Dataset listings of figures
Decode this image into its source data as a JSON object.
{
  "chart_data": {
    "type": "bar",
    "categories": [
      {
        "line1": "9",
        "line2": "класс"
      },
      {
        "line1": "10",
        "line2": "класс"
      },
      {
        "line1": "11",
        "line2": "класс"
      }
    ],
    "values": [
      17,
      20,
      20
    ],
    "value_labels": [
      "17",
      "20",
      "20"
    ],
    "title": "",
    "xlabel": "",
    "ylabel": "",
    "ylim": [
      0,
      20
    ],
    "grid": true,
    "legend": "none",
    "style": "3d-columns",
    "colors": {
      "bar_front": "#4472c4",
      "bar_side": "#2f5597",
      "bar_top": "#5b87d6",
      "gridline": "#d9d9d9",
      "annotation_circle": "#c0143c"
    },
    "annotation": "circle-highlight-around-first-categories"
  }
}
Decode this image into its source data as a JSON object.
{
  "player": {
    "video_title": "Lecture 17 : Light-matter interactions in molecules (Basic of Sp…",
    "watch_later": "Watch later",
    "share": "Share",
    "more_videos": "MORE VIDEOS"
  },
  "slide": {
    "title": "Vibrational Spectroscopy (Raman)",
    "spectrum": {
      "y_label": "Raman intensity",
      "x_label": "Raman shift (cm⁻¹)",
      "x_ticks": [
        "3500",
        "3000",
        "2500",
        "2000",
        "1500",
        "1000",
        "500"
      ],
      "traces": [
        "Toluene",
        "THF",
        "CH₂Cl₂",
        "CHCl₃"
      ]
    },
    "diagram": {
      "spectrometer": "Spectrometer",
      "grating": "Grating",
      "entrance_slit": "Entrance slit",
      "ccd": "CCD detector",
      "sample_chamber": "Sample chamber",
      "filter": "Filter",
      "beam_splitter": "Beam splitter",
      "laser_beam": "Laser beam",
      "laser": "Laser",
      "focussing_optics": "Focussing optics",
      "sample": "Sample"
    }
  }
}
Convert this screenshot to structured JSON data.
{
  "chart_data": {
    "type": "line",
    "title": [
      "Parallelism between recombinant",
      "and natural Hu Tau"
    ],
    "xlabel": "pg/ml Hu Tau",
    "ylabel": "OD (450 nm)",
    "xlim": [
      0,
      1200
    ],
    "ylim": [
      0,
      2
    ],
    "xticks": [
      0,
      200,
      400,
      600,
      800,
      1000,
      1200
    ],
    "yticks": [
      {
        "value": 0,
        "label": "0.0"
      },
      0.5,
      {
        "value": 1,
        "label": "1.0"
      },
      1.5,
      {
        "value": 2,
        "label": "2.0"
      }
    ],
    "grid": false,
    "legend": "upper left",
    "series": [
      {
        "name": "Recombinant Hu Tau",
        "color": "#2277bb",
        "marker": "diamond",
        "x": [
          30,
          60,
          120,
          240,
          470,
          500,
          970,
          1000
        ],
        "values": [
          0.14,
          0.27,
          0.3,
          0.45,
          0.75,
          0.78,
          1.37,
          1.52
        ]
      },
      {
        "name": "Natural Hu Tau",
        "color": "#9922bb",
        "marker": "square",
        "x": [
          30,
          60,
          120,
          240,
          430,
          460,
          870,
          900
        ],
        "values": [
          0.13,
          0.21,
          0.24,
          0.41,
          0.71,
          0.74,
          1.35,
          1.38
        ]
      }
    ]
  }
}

**WHAT NEEDS TO BE DONE:** Quote all the records. Keep every word exact.

**TASK ANSWER:**
Decode this image into its source data as a JSON object.
{
  "chart_data": {
    "type": "bar",
    "categories": [
      {
        "line1": "9",
        "line2": "класс"
      },
      {
        "line1": "10",
        "line2": "класс"
      },
      {
        "line1": "11",
        "line2": "класс"
      }
    ],
    "values": [
      17,
      20,
      20
    ],
    "value_labels": [
      "17",
      "20",
      "20"
    ],
    "title": "",
    "xlabel": "",
    "ylabel": "",
    "ylim": [
      0,
      20
    ],
    "grid": true,
    "legend": "none",
    "style": "3d-columns",
    "colors": {
      "bar_front": "#4472c4",
      "bar_side": "#2f5597",
      "bar_top": "#5b87d6",
      "gridline": "#d9d9d9",
      "annotation_circle": "#c0143c"
    },
    "annotation": "circle-highlight-around-first-categories"
  }
}
Decode this image into its source data as a JSON object.
{
  "player": {
    "video_title": "Lecture 17 : Light-matter interactions in molecules (Basic of Sp…",
    "watch_later": "Watch later",
    "share": "Share",
    "more_videos": "MORE VIDEOS"
  },
  "slide": {
    "title": "Vibrational Spectroscopy (Raman)",
    "spectrum": {
      "y_label": "Raman intensity",
      "x_label": "Raman shift (cm⁻¹)",
      "x_ticks": [
        "3500",
        "3000",
        "2500",
        "2000",
        "1500",
        "1000",
        "500"
      ],
      "traces": [
        "Toluene",
        "THF",
        "CH₂Cl₂",
        "CHCl₃"
      ]
    },
    "diagram": {
      "spectrometer": "Spectrometer",
      "grating": "Grating",
      "entrance_slit": "Entrance slit",
      "ccd": "CCD detector",
      "sample_chamber": "Sample chamber",
      "filter": "Filter",
      "beam_splitter": "Beam splitter",
      "laser_beam": "Laser beam",
      "laser": "Laser",
      "focussing_optics": "Focussing optics",
      "sample": "Sample"
    }
  }
}
Convert this screenshot to structured JSON data.
{
  "chart_data": {
    "type": "line",
    "title": [
      "Parallelism between recombinant",
      "and natural Hu Tau"
    ],
    "xlabel": "pg/ml Hu Tau",
    "ylabel": "OD (450 nm)",
    "xlim": [
      0,
      1200
    ],
    "ylim": [
      0,
      2
    ],
    "xticks": [
      0,
      200,
      400,
      600,
      800,
      1000,
      1200
    ],
    "yticks": [
      {
        "value": 0,
        "label": "0.0"
      },
      0.5,
      {
        "value": 1,
        "label": "1.0"
      },
      1.5,
      {
        "value": 2,
        "label": "2.0"
      }
    ],
    "grid": false,
    "legend": "upper left",
    "series": [
      {
        "name": "Recombinant Hu Tau",
        "color": "#2277bb",
        "marker": "diamond",
        "x": [
          30,
          60,
          120,
          240,
          470,
          500,
          970,
          1000
        ],
        "values": [
          0.14,
          0.27,
          0.3,
          0.45,
          0.75,
          0.78,
          1.37,
          1.52
        ]
      },
      {
        "name": "Natural Hu Tau",
        "color": "#9922bb",
        "marker": "square",
        "x": [
          30,
          60,
          120,
          240,
          430,
          460,
          870,
          900
        ],
        "values": [
          0.13,
          0.21,
          0.24,
          0.41,
          0.71,
          0.74,
          1.35,
          1.38
        ]
      }
    ]
  }
}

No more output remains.